Material supplied
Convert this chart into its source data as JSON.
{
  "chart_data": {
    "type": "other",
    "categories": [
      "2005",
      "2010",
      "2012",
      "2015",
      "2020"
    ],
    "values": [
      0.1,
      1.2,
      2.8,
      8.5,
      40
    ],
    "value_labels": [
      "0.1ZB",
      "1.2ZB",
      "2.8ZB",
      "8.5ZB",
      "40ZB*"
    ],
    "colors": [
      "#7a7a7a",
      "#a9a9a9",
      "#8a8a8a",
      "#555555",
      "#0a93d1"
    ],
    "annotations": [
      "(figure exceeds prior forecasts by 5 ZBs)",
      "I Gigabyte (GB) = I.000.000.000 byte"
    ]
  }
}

Required work
Emit the records above again, exactly, with no line skipped.

Output of the task
Convert this chart into its source data as JSON.
{
  "chart_data": {
    "type": "other",
    "categories": [
      "2005",
      "2010",
      "2012",
      "2015",
      "2020"
    ],
    "values": [
      0.1,
      1.2,
      2.8,
      8.5,
      40
    ],
    "value_labels": [
      "0.1ZB",
      "1.2ZB",
      "2.8ZB",
      "8.5ZB",
      "40ZB*"
    ],
    "colors": [
      "#7a7a7a",
      "#a9a9a9",
      "#8a8a8a",
      "#555555",
      "#0a93d1"
    ],
    "annotations": [
      "(figure exceeds prior forecasts by 5 ZBs)",
      "I Gigabyte (GB) = I.000.000.000 byte"
    ]
  }
}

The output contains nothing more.